▶ [Exercise directions]: Using the data below, repeat all of it precisely.
• • •
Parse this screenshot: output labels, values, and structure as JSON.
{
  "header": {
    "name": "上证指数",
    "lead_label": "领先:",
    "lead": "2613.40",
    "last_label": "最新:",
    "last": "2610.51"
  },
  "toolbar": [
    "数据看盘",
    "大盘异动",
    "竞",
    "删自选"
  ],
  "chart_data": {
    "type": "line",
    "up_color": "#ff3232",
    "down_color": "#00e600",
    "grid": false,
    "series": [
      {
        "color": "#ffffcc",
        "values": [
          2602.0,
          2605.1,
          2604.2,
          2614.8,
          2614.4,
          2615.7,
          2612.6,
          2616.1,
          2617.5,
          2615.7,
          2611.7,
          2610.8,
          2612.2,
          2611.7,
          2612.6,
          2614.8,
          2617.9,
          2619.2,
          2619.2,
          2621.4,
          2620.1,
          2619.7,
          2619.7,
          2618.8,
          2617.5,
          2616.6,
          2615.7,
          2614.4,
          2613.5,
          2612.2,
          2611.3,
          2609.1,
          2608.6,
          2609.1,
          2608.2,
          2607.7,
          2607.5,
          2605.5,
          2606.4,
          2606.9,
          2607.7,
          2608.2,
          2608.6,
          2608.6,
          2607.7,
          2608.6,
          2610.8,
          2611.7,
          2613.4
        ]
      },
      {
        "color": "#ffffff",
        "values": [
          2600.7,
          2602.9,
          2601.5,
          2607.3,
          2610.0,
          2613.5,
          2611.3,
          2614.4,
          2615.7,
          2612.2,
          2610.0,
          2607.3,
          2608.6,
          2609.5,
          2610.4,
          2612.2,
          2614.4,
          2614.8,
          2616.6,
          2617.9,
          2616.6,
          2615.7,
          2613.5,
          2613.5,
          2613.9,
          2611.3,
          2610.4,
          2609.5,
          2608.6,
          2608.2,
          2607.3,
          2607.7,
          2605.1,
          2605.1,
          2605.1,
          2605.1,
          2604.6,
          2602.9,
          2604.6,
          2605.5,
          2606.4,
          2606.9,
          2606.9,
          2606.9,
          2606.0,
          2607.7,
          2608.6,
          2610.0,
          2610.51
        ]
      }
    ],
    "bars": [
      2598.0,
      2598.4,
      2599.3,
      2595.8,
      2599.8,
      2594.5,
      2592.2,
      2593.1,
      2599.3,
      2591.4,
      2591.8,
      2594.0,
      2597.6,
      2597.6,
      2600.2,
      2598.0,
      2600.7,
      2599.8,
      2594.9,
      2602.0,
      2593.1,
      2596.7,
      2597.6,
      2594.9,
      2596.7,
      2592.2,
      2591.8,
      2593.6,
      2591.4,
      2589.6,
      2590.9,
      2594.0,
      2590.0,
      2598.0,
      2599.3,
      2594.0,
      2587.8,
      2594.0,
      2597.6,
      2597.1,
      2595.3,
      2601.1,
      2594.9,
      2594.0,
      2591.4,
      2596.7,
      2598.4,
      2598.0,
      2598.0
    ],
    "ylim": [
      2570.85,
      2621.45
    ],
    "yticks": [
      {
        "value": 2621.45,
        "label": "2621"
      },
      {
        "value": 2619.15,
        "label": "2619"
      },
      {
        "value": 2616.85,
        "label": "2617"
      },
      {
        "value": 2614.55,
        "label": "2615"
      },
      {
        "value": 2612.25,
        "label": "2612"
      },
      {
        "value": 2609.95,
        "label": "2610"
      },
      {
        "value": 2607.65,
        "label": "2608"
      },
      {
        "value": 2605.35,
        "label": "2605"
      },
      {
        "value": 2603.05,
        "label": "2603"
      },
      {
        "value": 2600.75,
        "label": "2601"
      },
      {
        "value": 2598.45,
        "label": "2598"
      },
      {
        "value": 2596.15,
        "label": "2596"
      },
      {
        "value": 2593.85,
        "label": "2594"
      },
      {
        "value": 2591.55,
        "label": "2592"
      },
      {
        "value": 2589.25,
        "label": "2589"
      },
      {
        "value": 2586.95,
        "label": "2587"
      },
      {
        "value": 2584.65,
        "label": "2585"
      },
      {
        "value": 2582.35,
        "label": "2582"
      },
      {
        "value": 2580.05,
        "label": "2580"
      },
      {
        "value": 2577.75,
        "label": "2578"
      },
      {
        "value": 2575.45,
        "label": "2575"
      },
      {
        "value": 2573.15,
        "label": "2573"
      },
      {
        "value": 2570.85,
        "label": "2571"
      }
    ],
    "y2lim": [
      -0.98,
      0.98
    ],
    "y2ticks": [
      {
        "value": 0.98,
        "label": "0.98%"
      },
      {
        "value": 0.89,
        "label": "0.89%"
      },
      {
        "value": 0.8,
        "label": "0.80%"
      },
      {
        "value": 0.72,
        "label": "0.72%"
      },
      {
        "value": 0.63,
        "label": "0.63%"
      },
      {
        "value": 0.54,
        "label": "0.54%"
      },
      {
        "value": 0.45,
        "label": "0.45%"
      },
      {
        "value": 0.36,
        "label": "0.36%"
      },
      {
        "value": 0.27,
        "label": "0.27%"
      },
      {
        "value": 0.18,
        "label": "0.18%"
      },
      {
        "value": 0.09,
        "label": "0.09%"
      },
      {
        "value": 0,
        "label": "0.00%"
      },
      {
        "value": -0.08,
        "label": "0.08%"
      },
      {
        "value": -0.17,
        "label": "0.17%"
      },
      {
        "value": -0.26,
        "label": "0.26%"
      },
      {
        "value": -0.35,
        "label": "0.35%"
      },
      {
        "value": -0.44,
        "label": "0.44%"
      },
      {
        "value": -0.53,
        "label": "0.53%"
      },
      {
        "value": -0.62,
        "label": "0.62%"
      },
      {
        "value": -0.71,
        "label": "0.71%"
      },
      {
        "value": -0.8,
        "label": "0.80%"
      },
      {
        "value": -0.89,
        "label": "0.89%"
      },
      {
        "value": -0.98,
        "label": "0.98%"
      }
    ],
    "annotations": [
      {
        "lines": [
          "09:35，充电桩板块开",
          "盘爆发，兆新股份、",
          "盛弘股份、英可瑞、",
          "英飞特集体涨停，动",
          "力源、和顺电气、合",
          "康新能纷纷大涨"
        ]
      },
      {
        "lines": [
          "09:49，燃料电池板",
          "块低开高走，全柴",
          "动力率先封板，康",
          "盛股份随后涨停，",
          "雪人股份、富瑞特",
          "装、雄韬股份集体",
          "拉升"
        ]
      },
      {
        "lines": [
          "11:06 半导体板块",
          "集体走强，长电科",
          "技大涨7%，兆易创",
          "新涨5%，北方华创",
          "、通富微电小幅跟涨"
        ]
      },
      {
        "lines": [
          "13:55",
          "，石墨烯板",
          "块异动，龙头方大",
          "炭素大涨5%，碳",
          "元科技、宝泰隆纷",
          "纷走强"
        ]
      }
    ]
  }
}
• • •
▶ [The response]:
Parse this screenshot: output labels, values, and structure as JSON.
{
  "header": {
    "name": "上证指数",
    "lead_label": "领先:",
    "lead": "2613.40",
    "last_label": "最新:",
    "last": "2610.51"
  },
  "toolbar": [
    "数据看盘",
    "大盘异动",
    "竞",
    "删自选"
  ],
  "chart_data": {
    "type": "line",
    "up_color": "#ff3232",
    "down_color": "#00e600",
    "grid": false,
    "series": [
      {
        "color": "#ffffcc",
        "values": [
          2602.0,
          2605.1,
          2604.2,
          2614.8,
          2614.4,
          2615.7,
          2612.6,
          2616.1,
          2617.5,
          2615.7,
          2611.7,
          2610.8,
          2612.2,
          2611.7,
          2612.6,
          2614.8,
          2617.9,
          2619.2,
          2619.2,
          2621.4,
          2620.1,
          2619.7,
          2619.7,
          2618.8,
          2617.5,
          2616.6,
          2615.7,
          2614.4,
          2613.5,
          2612.2,
          2611.3,
          2609.1,
          2608.6,
          2609.1,
          2608.2,
          2607.7,
          2607.5,
          2605.5,
          2606.4,
          2606.9,
          2607.7,
          2608.2,
          2608.6,
          2608.6,
          2607.7,
          2608.6,
          2610.8,
          2611.7,
          2613.4
        ]
      },
      {
        "color": "#ffffff",
        "values": [
          2600.7,
          2602.9,
          2601.5,
          2607.3,
          2610.0,
          2613.5,
          2611.3,
          2614.4,
          2615.7,
          2612.2,
          2610.0,
          2607.3,
          2608.6,
          2609.5,
          2610.4,
          2612.2,
          2614.4,
          2614.8,
          2616.6,
          2617.9,
          2616.6,
          2615.7,
          2613.5,
          2613.5,
          2613.9,
          2611.3,
          2610.4,
          2609.5,
          2608.6,
          2608.2,
          2607.3,
          2607.7,
          2605.1,
          2605.1,
          2605.1,
          2605.1,
          2604.6,
          2602.9,
          2604.6,
          2605.5,
          2606.4,
          2606.9,
          2606.9,
          2606.9,
          2606.0,
          2607.7,
          2608.6,
          2610.0,
          2610.51
        ]
      }
    ],
    "bars": [
      2598.0,
      2598.4,
      2599.3,
      2595.8,
      2599.8,
      2594.5,
      2592.2,
      2593.1,
      2599.3,
      2591.4,
      2591.8,
      2594.0,
      2597.6,
      2597.6,
      2600.2,
      2598.0,
      2600.7,
      2599.8,
      2594.9,
      2602.0,
      2593.1,
      2596.7,
      2597.6,
      2594.9,
      2596.7,
      2592.2,
      2591.8,
      2593.6,
      2591.4,
      2589.6,
      2590.9,
      2594.0,
      2590.0,
      2598.0,
      2599.3,
      2594.0,
      2587.8,
      2594.0,
      2597.6,
      2597.1,
      2595.3,
      2601.1,
      2594.9,
      2594.0,
      2591.4,
      2596.7,
      2598.4,
      2598.0,
      2598.0
    ],
    "ylim": [
      2570.85,
      2621.45
    ],
    "yticks": [
      {
        "value": 2621.45,
        "label": "2621"
      },
      {
        "value": 2619.15,
        "label": "2619"
      },
      {
        "value": 2616.85,
        "label": "2617"
      },
      {
        "value": 2614.55,
        "label": "2615"
      },
      {
        "value": 2612.25,
        "label": "2612"
      },
      {
        "value": 2609.95,
        "label": "2610"
      },
      {
        "value": 2607.65,
        "label": "2608"
      },
      {
        "value": 2605.35,
        "label": "2605"
      },
      {
        "value": 2603.05,
        "label": "2603"
      },
      {
        "value": 2600.75,
        "label": "2601"
      },
      {
        "value": 2598.45,
        "label": "2598"
      },
      {
        "value": 2596.15,
        "label": "2596"
      },
      {
        "value": 2593.85,
        "label": "2594"
      },
      {
        "value": 2591.55,
        "label": "2592"
      },
      {
        "value": 2589.25,
        "label": "2589"
      },
      {
        "value": 2586.95,
        "label": "2587"
      },
      {
        "value": 2584.65,
        "label": "2585"
      },
      {
        "value": 2582.35,
        "label": "2582"
      },
      {
        "value": 2580.05,
        "label": "2580"
      },
      {
        "value": 2577.75,
        "label": "2578"
      },
      {
        "value": 2575.45,
        "label": "2575"
      },
      {
        "value": 2573.15,
        "label": "2573"
      },
      {
        "value": 2570.85,
        "label": "2571"
      }
    ],
    "y2lim": [
      -0.98,
      0.98
    ],
    "y2ticks": [
      {
        "value": 0.98,
        "label": "0.98%"
      },
      {
        "value": 0.89,
        "label": "0.89%"
      },
      {
        "value": 0.8,
        "label": "0.80%"
      },
      {
        "value": 0.72,
        "label": "0.72%"
      },
      {
        "value": 0.63,
        "label": "0.63%"
      },
      {
        "value": 0.54,
        "label": "0.54%"
      },
      {
        "value": 0.45,
        "label": "0.45%"
      },
      {
        "value": 0.36,
        "label": "0.36%"
      },
      {
        "value": 0.27,
        "label": "0.27%"
      },
      {
        "value": 0.18,
        "label": "0.18%"
      },
      {
        "value": 0.09,
        "label": "0.09%"
      },
      {
        "value": 0,
        "label": "0.00%"
      },
      {
        "value": -0.08,
        "label": "0.08%"
      },
      {
        "value": -0.17,
        "label": "0.17%"
      },
      {
        "value": -0.26,
        "label": "0.26%"
      },
      {
        "value": -0.35,
        "label": "0.35%"
      },
      {
        "value": -0.44,
        "label": "0.44%"
      },
      {
        "value": -0.53,
        "label": "0.53%"
      },
      {
        "value": -0.62,
        "label": "0.62%"
      },
      {
        "value": -0.71,
        "label": "0.71%"
      },
      {
        "value": -0.8,
        "label": "0.80%"
      },
      {
        "value": -0.89,
        "label": "0.89%"
      },
      {
        "value": -0.98,
        "label": "0.98%"
      }
    ],
    "annotations": [
      {
        "lines": [
          "09:35，充电桩板块开",
          "盘爆发，兆新股份、",
          "盛弘股份、英可瑞、",
          "英飞特集体涨停，动",
          "力源、和顺电气、合",
          "康新能纷纷大涨"
        ]
      },
      {
        "lines": [
          "09:49，燃料电池板",
          "块低开高走，全柴",
          "动力率先封板，康",
          "盛股份随后涨停，",
          "雪人股份、富瑞特",
          "装、雄韬股份集体",
          "拉升"
        ]
      },
      {
        "lines": [
          "11:06 半导体板块",
          "集体走强，长电科",
          "技大涨7%，兆易创",
          "新涨5%，北方华创",
          "、通富微电小幅跟涨"
        ]
      },
      {
        "lines": [
          "13:55",
          "，石墨烯板",
          "块异动，龙头方大",
          "炭素大涨5%，碳",
          "元科技、宝泰隆纷",
          "纷走强"
        ]
      }
    ]
  }
}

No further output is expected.